◆ Requirements: Write out the whole listing exactly as it stands.

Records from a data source

----------------

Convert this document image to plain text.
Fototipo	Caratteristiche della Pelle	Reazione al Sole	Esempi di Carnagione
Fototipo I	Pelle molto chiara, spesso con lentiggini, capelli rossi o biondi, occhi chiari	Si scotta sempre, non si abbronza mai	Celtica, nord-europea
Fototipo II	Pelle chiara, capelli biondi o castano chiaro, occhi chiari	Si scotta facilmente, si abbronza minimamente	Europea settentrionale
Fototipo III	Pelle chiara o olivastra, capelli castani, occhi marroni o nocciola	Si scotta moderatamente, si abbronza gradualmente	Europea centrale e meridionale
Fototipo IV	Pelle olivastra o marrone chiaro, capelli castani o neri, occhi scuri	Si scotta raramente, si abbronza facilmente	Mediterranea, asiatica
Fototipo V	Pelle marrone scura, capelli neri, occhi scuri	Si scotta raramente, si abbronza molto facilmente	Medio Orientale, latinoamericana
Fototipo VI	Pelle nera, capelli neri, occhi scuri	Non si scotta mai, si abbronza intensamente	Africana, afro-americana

----------------

◆ Result:
Convert this document image to plain text.
Fototipo	Caratteristiche della Pelle	Reazione al Sole	Esempi di Carnagione
Fototipo I	Pelle molto chiara, spesso con lentiggini, capelli rossi o biondi, occhi chiari	Si scotta sempre, non si abbronza mai	Celtica, nord-europea
Fototipo II	Pelle chiara, capelli biondi o castano chiaro, occhi chiari	Si scotta facilmente, si abbronza minimamente	Europea settentrionale
Fototipo III	Pelle chiara o olivastra, capelli castani, occhi marroni o nocciola	Si scotta moderatamente, si abbronza gradualmente	Europea centrale e meridionale
Fototipo IV	Pelle olivastra o marrone chiaro, capelli castani o neri, occhi scuri	Si scotta raramente, si abbronza facilmente	Mediterranea, asiatica
Fototipo V	Pelle marrone scura, capelli neri, occhi scuri	Si scotta raramente, si abbronza molto facilmente	Medio Orientale, latinoamericana
Fototipo VI	Pelle nera, capelli neri, occhi scuri	Non si scotta mai, si abbronza intensamente	Africana, afro-americana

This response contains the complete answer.